======== Data for analysis
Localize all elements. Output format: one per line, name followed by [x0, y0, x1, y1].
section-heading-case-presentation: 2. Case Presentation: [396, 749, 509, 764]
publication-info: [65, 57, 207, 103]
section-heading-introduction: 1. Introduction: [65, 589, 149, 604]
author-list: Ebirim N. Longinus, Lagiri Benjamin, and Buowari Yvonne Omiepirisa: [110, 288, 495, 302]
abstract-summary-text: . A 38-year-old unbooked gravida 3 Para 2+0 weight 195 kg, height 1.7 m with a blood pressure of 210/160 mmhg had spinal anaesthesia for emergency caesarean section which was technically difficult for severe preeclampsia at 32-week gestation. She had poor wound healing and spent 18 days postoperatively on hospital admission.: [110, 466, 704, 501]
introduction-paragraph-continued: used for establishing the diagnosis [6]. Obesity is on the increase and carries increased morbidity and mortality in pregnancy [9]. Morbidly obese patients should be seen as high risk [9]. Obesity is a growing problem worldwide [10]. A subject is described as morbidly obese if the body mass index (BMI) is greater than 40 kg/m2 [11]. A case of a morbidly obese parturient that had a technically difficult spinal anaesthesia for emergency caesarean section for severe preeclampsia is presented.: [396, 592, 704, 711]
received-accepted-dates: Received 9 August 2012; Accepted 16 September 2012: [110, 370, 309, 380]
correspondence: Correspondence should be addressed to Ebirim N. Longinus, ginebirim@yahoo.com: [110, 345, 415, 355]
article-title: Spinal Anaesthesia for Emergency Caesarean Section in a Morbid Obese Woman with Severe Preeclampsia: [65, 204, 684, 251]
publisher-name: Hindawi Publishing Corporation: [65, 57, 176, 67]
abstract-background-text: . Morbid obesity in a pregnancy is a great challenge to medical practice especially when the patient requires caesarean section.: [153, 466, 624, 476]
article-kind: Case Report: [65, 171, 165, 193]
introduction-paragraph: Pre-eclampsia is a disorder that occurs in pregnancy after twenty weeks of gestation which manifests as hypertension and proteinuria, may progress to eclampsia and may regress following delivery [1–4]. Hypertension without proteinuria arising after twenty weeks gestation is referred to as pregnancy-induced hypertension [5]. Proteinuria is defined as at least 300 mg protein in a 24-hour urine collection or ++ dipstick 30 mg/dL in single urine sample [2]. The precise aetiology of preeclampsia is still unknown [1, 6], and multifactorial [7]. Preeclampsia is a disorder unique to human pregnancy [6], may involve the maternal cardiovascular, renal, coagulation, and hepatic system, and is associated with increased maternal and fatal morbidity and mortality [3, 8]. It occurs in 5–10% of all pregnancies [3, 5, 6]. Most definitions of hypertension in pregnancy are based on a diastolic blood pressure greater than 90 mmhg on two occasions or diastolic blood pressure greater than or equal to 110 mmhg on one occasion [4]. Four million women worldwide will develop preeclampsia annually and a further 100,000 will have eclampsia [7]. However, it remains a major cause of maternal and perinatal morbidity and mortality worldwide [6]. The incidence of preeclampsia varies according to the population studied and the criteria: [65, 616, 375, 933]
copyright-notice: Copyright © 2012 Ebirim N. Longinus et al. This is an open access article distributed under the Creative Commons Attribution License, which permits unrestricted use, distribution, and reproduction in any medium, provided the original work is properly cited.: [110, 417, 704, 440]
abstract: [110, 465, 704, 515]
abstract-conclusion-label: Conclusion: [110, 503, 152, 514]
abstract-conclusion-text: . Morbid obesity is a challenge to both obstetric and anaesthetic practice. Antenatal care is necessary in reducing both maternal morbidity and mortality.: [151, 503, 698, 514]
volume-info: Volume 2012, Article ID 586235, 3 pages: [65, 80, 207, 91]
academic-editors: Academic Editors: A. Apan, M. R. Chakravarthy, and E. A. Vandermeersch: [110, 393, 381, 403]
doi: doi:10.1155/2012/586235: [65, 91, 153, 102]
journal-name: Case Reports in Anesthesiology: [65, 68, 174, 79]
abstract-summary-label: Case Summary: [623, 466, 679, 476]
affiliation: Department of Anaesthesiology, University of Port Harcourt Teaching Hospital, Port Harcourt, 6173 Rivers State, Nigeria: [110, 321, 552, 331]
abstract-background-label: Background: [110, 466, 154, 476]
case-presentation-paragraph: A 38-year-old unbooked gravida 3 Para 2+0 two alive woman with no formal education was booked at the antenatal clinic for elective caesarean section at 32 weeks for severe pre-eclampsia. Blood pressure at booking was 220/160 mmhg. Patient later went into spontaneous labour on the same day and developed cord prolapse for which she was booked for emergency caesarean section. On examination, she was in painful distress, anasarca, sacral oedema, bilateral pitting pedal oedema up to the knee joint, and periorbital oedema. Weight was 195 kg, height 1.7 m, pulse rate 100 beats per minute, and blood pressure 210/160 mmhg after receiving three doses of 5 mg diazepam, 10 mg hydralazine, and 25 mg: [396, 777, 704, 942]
================
- **Exercise goal**
Report the number of lines in the records that include the string "should", and write no other words.

- **Answer space**
2